• **SHORT TASK A**
From the memoir excerpt, list every odor that makes up the mix of smells of the woven purses.
• **SHORT TASK B**
Update the memoir excerpt by rewriting everything from "Vane does remember." down to "is beyond comic.", with "sugar" replaced by "honey".
• **SHORT TASK C**
According to the memoir excerpt, in which two cities did the family spend a few days before going to Riobamba?

• **TEXT EXCERPT**
####

The only thing I remember about that day is a scent. Vane and I had these little woven purses. I do not know if they were bought for the trip or not, but we carried them during our exodus. Those purses had a particular smell, a mix of strong odors: cookies, dirt, butter and dark flowers. It was not a sour scent, neither bitter. When, in Ecuador, I smelled those little purses I thought they smelled like Peru.

Vane does remember. She tells me she knew what was happening and did not want to leave, because she did not want to move away from mama Hebe, our maternal grandmother. My sister always had a special connection with her. I guess because she is the first granddaughter. Or maybe because, although they are very different in many aspects, they feel like two of the same essence. Neither of them goes through life yelling; their voices fill with sugar when talking to strangers and seen them curse is beyond comic.

It was different for my parents. They not only left family behind, but also friends. I do not usually think about what they felt that day, the few days we spent in Lima and Quito before going to Riobamba, or their first days there. Being Peruvian and living in Ecuador is something that, since I have memory, has been a reality in my life; like the fact that I use glasses or my curly hair. That is why I never thought there was a change. I never reacted to the fact that there was a day zero and maybe my parents remember it differently.

####

• **EXTRACTED RECORDS**
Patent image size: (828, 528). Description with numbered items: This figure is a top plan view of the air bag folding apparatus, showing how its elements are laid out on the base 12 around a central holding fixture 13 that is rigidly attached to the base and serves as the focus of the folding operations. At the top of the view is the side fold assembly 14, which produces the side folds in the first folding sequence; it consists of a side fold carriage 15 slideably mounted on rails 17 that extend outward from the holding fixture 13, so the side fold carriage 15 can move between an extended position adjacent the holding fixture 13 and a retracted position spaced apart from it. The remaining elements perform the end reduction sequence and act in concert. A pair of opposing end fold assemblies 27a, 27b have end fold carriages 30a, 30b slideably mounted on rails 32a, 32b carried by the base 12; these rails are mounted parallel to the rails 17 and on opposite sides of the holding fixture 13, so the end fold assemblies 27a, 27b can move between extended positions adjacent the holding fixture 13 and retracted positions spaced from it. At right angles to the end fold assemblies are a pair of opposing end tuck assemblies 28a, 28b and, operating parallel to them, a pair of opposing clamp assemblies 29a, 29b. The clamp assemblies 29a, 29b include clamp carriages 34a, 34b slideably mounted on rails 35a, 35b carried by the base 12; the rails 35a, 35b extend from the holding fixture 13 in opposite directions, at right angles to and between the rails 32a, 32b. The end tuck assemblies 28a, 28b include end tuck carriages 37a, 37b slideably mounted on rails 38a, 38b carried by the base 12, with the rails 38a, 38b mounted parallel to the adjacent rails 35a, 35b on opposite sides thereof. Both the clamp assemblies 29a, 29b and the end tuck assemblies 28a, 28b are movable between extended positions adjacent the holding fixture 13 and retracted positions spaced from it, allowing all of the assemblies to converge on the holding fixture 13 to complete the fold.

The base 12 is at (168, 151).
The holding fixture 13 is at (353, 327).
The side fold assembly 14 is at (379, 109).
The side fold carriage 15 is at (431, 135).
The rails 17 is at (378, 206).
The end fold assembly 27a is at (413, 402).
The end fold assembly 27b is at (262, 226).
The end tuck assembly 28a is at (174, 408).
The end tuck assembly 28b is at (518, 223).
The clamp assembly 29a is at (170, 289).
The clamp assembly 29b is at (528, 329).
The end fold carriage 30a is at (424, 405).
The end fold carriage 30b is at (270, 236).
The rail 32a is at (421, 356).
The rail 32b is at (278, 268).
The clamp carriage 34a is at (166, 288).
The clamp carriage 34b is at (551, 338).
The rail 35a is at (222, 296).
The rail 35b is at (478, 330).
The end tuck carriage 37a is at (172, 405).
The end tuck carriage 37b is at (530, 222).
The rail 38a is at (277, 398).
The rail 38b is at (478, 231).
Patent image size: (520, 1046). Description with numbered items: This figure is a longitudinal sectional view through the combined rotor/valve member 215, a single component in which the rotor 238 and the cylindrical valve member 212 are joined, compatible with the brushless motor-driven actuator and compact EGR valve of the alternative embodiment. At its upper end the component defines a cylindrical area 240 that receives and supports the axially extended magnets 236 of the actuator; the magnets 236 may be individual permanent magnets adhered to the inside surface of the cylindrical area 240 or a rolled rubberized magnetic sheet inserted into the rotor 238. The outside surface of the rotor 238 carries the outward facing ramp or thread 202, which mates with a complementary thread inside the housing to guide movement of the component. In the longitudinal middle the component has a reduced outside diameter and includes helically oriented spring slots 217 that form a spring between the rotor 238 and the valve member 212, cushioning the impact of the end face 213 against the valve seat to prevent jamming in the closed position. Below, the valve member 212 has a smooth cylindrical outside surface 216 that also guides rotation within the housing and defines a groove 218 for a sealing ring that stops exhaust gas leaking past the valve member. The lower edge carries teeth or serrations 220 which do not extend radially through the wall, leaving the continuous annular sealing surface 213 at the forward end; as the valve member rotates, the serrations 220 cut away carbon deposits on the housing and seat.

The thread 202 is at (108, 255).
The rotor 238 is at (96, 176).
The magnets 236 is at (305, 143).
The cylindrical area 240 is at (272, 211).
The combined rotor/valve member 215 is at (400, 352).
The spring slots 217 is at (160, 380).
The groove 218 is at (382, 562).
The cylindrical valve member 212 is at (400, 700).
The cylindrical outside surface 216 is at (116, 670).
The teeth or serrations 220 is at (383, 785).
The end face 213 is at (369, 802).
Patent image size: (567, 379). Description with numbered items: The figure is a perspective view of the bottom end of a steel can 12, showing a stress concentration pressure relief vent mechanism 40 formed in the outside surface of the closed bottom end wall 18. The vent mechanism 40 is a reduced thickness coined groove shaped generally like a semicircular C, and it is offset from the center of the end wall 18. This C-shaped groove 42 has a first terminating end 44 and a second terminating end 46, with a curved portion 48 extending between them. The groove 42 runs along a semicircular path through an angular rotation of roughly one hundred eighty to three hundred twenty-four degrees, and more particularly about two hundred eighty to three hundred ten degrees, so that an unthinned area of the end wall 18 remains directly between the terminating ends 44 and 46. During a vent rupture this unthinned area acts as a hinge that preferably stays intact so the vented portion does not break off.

####

• **FULL SOLUTION A**
cookies, dirt, butter, dark flowers

• **FULL SOLUTION B**
Vane does remember. She tells me she knew what was happening and did not want to leave, because she did not want to move away from mama Hebe, our maternal grandmother. My sister always had a special connection with her. I guess because she is the first granddaughter. Or maybe because, although they are very different in many aspects, they feel like two of the same essence. Neither of them goes through life yelling; their voices fill with honey when talking to strangers and seen them curse is beyond comic.

• **FULL SOLUTION C**
Lima and Quito